Data extracted from a collection:
----

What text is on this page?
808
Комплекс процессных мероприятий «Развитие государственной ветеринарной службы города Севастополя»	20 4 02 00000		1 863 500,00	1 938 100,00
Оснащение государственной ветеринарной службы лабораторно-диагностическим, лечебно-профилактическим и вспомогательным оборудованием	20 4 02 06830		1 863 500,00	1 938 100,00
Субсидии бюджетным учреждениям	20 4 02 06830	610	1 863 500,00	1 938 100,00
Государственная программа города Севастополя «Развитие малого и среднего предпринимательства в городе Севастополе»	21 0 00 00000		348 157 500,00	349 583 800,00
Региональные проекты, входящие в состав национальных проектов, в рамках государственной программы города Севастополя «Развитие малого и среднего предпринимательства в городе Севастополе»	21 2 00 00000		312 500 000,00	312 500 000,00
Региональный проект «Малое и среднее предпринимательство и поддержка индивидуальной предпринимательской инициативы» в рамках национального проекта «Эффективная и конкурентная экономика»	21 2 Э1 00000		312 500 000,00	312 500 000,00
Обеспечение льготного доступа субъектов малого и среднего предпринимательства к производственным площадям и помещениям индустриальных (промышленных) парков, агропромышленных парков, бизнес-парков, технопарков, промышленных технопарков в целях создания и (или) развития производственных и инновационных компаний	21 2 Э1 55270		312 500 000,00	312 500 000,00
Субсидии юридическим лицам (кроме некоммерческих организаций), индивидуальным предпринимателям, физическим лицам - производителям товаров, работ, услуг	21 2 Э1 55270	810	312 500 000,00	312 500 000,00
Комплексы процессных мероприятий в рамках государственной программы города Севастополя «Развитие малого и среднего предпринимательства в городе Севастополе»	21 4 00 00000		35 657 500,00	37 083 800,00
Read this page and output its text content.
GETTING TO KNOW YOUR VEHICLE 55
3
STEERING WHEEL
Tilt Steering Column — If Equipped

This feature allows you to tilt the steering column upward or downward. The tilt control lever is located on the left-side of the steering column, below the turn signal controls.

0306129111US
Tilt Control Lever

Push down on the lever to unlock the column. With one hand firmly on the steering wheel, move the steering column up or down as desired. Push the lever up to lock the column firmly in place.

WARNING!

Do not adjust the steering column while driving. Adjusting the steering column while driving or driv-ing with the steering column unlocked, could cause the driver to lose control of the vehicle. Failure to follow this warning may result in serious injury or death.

----

TASK DESCRIPTION: Which lines hold the word "среднего"? Copy all of them.

TASK RESULT:
Государственная программа города Севастополя «Развитие малого и среднего предпринимательства в городе Севастополе»	21 0 00 00000		348 157 500,00	349 583 800,00
Региональные проекты, входящие в состав национальных проектов, в рамках государственной программы города Севастополя «Развитие малого и среднего предпринимательства в городе Севастополе»	21 2 00 00000		312 500 000,00	312 500 000,00
Обеспечение льготного доступа субъектов малого и среднего предпринимательства к производственным площадям и помещениям индустриальных (промышленных) парков, агропромышленных парков, бизнес-парков, технопарков, промышленных технопарков в целях создания и (или) развития производственных и инновационных компаний	21 2 Э1 55270		312 500 000,00	312 500 000,00
Комплексы процессных мероприятий в рамках государственной программы города Севастополя «Развитие малого и среднего предпринимательства в городе Севастополе»	21 4 00 00000		35 657 500,00	37 083 800,00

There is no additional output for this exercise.